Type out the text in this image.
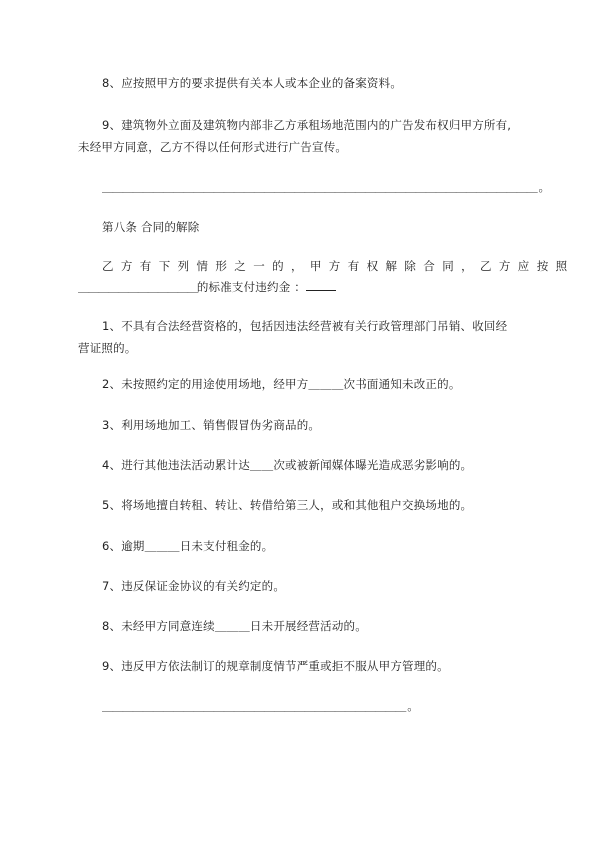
8、应按照甲方的要求提供有关本人或本企业的备案资料。
9、建筑物外立面及建筑物内部非乙方承租场地范围内的广告发布权归甲方所有,
未经甲方同意，乙方不得以任何形式进行广告宣传。
＿＿＿＿＿＿＿＿＿＿＿＿＿＿＿＿＿＿＿＿＿＿＿＿＿＿＿＿＿＿＿＿＿＿＿＿＿＿＿＿＿＿＿ 。
第八条 合同的解除
乙方有下列情形之一的，甲方有权解除合同，乙方应按照
＿＿＿＿＿＿＿＿＿＿＿＿的标准支付违约金 ：
1、不具有合法经营资格的，包括因违法经营被有关行政管理部门吊销、收回经
营证照的。
2、未按照约定的用途使用场地，经甲方＿＿＿次书面通知未改正的。
3、利用场地加工、销售假冒伪劣商品的。
4、进行其他违法活动累计达＿＿次或被新闻媒体曝光造成恶劣影响的。
5、将场地擅自转租、转让、转借给第三人，或和其他租户交换场地的。
6、逾期＿＿＿日未支付租金的。
7、违反保证金协议的有关约定的。
8、未经甲方同意连续＿＿＿日未开展经营活动的。
9、违反甲方依法制订的规章制度情节严重或拒不服从甲方管理的。
＿＿＿＿＿＿＿＿＿＿＿＿＿＿＿＿＿＿＿＿＿＿＿＿＿＿＿＿＿＿ 。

^^^^^^^^

Reproduce each record from above exactly; pictures do not belong in the copy.

Type out the text in this image.
8、应按照甲方的要求提供有关本人或本企业的备案资料。
9、建筑物外立面及建筑物内部非乙方承租场地范围内的广告发布权归甲方所有,
未经甲方同意，乙方不得以任何形式进行广告宣传。
＿＿＿＿＿＿＿＿＿＿＿＿＿＿＿＿＿＿＿＿＿＿＿＿＿＿＿＿＿＿＿＿＿＿＿＿＿＿＿＿＿＿＿ 。
第八条 合同的解除
乙方有下列情形之一的，甲方有权解除合同，乙方应按照
＿＿＿＿＿＿＿＿＿＿＿＿的标准支付违约金 ：
1、不具有合法经营资格的，包括因违法经营被有关行政管理部门吊销、收回经
营证照的。
2、未按照约定的用途使用场地，经甲方＿＿＿次书面通知未改正的。
3、利用场地加工、销售假冒伪劣商品的。
4、进行其他违法活动累计达＿＿次或被新闻媒体曝光造成恶劣影响的。
5、将场地擅自转租、转让、转借给第三人，或和其他租户交换场地的。
6、逾期＿＿＿日未支付租金的。
7、违反保证金协议的有关约定的。
8、未经甲方同意连续＿＿＿日未开展经营活动的。
9、违反甲方依法制订的规章制度情节严重或拒不服从甲方管理的。
＿＿＿＿＿＿＿＿＿＿＿＿＿＿＿＿＿＿＿＿＿＿＿＿＿＿＿＿＿＿ 。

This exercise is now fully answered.